-- Task to complete --
Would you write out the entries below, every one of them, exactly?

-- Supplied material --
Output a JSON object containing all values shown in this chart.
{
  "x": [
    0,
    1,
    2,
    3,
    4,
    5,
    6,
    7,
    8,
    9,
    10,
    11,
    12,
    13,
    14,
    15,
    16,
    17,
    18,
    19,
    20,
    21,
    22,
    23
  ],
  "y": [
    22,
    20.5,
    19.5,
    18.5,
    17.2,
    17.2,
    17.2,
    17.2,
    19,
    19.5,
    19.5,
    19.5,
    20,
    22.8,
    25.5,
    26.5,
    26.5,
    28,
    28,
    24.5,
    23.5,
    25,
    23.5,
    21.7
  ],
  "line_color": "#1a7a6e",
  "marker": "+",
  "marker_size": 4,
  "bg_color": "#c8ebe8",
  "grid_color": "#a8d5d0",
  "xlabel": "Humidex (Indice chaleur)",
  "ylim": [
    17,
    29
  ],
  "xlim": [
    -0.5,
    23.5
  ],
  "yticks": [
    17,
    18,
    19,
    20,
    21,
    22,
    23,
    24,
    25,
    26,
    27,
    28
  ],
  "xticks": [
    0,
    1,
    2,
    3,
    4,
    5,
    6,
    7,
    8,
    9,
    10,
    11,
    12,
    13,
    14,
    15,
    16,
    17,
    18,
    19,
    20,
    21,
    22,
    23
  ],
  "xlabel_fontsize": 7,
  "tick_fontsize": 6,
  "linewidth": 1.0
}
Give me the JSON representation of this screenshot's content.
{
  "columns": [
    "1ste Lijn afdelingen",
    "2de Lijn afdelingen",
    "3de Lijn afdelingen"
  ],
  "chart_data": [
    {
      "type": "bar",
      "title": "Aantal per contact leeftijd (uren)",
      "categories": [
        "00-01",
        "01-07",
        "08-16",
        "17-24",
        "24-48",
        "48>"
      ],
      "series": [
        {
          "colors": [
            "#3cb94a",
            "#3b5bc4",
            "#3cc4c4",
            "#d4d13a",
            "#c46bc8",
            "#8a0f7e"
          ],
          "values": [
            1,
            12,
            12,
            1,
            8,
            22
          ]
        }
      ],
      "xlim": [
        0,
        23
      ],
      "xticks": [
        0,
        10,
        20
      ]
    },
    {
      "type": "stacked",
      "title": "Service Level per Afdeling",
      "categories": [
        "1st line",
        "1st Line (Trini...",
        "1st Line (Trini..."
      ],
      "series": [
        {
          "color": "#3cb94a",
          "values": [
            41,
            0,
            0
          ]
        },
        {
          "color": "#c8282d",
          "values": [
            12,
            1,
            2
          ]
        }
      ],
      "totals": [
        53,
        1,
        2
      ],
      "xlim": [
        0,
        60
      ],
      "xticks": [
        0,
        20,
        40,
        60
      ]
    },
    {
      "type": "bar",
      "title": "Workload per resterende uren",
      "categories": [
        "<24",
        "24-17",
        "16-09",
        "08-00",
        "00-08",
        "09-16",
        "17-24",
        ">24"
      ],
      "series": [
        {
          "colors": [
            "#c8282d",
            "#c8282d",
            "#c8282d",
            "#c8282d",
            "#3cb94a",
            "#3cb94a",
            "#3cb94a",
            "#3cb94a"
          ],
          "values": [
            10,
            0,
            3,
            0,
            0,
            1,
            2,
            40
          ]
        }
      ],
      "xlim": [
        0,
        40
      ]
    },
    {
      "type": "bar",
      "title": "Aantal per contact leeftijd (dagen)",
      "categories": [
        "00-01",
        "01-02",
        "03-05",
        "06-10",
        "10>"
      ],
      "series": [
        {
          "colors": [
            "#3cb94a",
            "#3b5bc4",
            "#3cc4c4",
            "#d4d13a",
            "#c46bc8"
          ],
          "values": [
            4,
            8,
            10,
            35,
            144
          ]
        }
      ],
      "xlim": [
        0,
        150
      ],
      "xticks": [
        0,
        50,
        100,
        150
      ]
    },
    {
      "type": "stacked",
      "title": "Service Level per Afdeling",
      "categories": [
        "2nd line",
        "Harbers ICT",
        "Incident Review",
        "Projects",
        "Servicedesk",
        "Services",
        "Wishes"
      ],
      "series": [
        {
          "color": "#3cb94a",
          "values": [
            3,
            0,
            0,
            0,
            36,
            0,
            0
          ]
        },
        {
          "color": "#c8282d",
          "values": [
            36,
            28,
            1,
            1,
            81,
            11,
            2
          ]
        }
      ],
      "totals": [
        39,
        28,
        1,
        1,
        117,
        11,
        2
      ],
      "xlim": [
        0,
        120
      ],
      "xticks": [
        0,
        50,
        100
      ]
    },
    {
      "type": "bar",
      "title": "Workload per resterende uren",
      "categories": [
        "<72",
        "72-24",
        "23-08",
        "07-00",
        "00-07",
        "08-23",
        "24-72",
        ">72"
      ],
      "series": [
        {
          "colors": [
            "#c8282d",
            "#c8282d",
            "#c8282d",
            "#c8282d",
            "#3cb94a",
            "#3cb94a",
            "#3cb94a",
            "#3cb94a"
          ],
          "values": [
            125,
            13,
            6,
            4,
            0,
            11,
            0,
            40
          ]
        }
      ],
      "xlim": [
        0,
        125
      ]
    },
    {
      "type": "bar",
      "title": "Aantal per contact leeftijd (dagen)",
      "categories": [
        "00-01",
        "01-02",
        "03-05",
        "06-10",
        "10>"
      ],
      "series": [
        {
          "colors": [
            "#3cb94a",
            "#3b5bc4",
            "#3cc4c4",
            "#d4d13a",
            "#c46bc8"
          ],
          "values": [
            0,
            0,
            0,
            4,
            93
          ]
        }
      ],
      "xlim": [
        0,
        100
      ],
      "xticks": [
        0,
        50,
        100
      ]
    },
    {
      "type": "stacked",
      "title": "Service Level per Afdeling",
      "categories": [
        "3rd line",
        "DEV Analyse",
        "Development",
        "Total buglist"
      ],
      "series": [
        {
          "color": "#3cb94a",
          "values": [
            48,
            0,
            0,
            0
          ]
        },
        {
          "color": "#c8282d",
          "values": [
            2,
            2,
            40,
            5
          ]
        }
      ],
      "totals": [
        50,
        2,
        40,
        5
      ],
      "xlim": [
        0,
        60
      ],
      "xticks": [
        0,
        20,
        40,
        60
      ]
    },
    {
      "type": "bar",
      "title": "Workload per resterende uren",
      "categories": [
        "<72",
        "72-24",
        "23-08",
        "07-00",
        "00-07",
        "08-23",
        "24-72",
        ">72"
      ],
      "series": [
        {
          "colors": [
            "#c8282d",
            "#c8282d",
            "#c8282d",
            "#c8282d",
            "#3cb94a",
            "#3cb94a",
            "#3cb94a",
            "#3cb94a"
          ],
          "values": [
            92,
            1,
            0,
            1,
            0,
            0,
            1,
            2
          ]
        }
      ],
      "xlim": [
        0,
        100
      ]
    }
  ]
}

-- Written solution --
Output a JSON object containing all values shown in this chart.
{
  "x": [
    0,
    1,
    2,
    3,
    4,
    5,
    6,
    7,
    8,
    9,
    10,
    11,
    12,
    13,
    14,
    15,
    16,
    17,
    18,
    19,
    20,
    21,
    22,
    23
  ],
  "y": [
    22,
    20.5,
    19.5,
    18.5,
    17.2,
    17.2,
    17.2,
    17.2,
    19,
    19.5,
    19.5,
    19.5,
    20,
    22.8,
    25.5,
    26.5,
    26.5,
    28,
    28,
    24.5,
    23.5,
    25,
    23.5,
    21.7
  ],
  "line_color": "#1a7a6e",
  "marker": "+",
  "marker_size": 4,
  "bg_color": "#c8ebe8",
  "grid_color": "#a8d5d0",
  "xlabel": "Humidex (Indice chaleur)",
  "ylim": [
    17,
    29
  ],
  "xlim": [
    -0.5,
    23.5
  ],
  "yticks": [
    17,
    18,
    19,
    20,
    21,
    22,
    23,
    24,
    25,
    26,
    27,
    28
  ],
  "xticks": [
    0,
    1,
    2,
    3,
    4,
    5,
    6,
    7,
    8,
    9,
    10,
    11,
    12,
    13,
    14,
    15,
    16,
    17,
    18,
    19,
    20,
    21,
    22,
    23
  ],
  "xlabel_fontsize": 7,
  "tick_fontsize": 6,
  "linewidth": 1.0
}
Give me the JSON representation of this screenshot's content.
{
  "columns": [
    "1ste Lijn afdelingen",
    "2de Lijn afdelingen",
    "3de Lijn afdelingen"
  ],
  "chart_data": [
    {
      "type": "bar",
      "title": "Aantal per contact leeftijd (uren)",
      "categories": [
        "00-01",
        "01-07",
        "08-16",
        "17-24",
        "24-48",
        "48>"
      ],
      "series": [
        {
          "colors": [
            "#3cb94a",
            "#3b5bc4",
            "#3cc4c4",
            "#d4d13a",
            "#c46bc8",
            "#8a0f7e"
          ],
          "values": [
            1,
            12,
            12,
            1,
            8,
            22
          ]
        }
      ],
      "xlim": [
        0,
        23
      ],
      "xticks": [
        0,
        10,
        20
      ]
    },
    {
      "type": "stacked",
      "title": "Service Level per Afdeling",
      "categories": [
        "1st line",
        "1st Line (Trini...",
        "1st Line (Trini..."
      ],
      "series": [
        {
          "color": "#3cb94a",
          "values": [
            41,
            0,
            0
          ]
        },
        {
          "color": "#c8282d",
          "values": [
            12,
            1,
            2
          ]
        }
      ],
      "totals": [
        53,
        1,
        2
      ],
      "xlim": [
        0,
        60
      ],
      "xticks": [
        0,
        20,
        40,
        60
      ]
    },
    {
      "type": "bar",
      "title": "Workload per resterende uren",
      "categories": [
        "<24",
        "24-17",
        "16-09",
        "08-00",
        "00-08",
        "09-16",
        "17-24",
        ">24"
      ],
      "series": [
        {
          "colors": [
            "#c8282d",
            "#c8282d",
            "#c8282d",
            "#c8282d",
            "#3cb94a",
            "#3cb94a",
            "#3cb94a",
            "#3cb94a"
          ],
          "values": [
            10,
            0,
            3,
            0,
            0,
            1,
            2,
            40
          ]
        }
      ],
      "xlim": [
        0,
        40
      ]
    },
    {
      "type": "bar",
      "title": "Aantal per contact leeftijd (dagen)",
      "categories": [
        "00-01",
        "01-02",
        "03-05",
        "06-10",
        "10>"
      ],
      "series": [
        {
          "colors": [
            "#3cb94a",
            "#3b5bc4",
            "#3cc4c4",
            "#d4d13a",
            "#c46bc8"
          ],
          "values": [
            4,
            8,
            10,
            35,
            144
          ]
        }
      ],
      "xlim": [
        0,
        150
      ],
      "xticks": [
        0,
        50,
        100,
        150
      ]
    },
    {
      "type": "stacked",
      "title": "Service Level per Afdeling",
      "categories": [
        "2nd line",
        "Harbers ICT",
        "Incident Review",
        "Projects",
        "Servicedesk",
        "Services",
        "Wishes"
      ],
      "series": [
        {
          "color": "#3cb94a",
          "values": [
            3,
            0,
            0,
            0,
            36,
            0,
            0
          ]
        },
        {
          "color": "#c8282d",
          "values": [
            36,
            28,
            1,
            1,
            81,
            11,
            2
          ]
        }
      ],
      "totals": [
        39,
        28,
        1,
        1,
        117,
        11,
        2
      ],
      "xlim": [
        0,
        120
      ],
      "xticks": [
        0,
        50,
        100
      ]
    },
    {
      "type": "bar",
      "title": "Workload per resterende uren",
      "categories": [
        "<72",
        "72-24",
        "23-08",
        "07-00",
        "00-07",
        "08-23",
        "24-72",
        ">72"
      ],
      "series": [
        {
          "colors": [
            "#c8282d",
            "#c8282d",
            "#c8282d",
            "#c8282d",
            "#3cb94a",
            "#3cb94a",
            "#3cb94a",
            "#3cb94a"
          ],
          "values": [
            125,
            13,
            6,
            4,
            0,
            11,
            0,
            40
          ]
        }
      ],
      "xlim": [
        0,
        125
      ]
    },
    {
      "type": "bar",
      "title": "Aantal per contact leeftijd (dagen)",
      "categories": [
        "00-01",
        "01-02",
        "03-05",
        "06-10",
        "10>"
      ],
      "series": [
        {
          "colors": [
            "#3cb94a",
            "#3b5bc4",
            "#3cc4c4",
            "#d4d13a",
            "#c46bc8"
          ],
          "values": [
            0,
            0,
            0,
            4,
            93
          ]
        }
      ],
      "xlim": [
        0,
        100
      ],
      "xticks": [
        0,
        50,
        100
      ]
    },
    {
      "type": "stacked",
      "title": "Service Level per Afdeling",
      "categories": [
        "3rd line",
        "DEV Analyse",
        "Development",
        "Total buglist"
      ],
      "series": [
        {
          "color": "#3cb94a",
          "values": [
            48,
            0,
            0,
            0
          ]
        },
        {
          "color": "#c8282d",
          "values": [
            2,
            2,
            40,
            5
          ]
        }
      ],
      "totals": [
        50,
        2,
        40,
        5
      ],
      "xlim": [
        0,
        60
      ],
      "xticks": [
        0,
        20,
        40,
        60
      ]
    },
    {
      "type": "bar",
      "title": "Workload per resterende uren",
      "categories": [
        "<72",
        "72-24",
        "23-08",
        "07-00",
        "00-07",
        "08-23",
        "24-72",
        ">72"
      ],
      "series": [
        {
          "colors": [
            "#c8282d",
            "#c8282d",
            "#c8282d",
            "#c8282d",
            "#3cb94a",
            "#3cb94a",
            "#3cb94a",
            "#3cb94a"
          ],
          "values": [
            92,
            1,
            0,
            1,
            0,
            0,
            1,
            2
          ]
        }
      ],
      "xlim": [
        0,
        100
      ]
    }
  ]
}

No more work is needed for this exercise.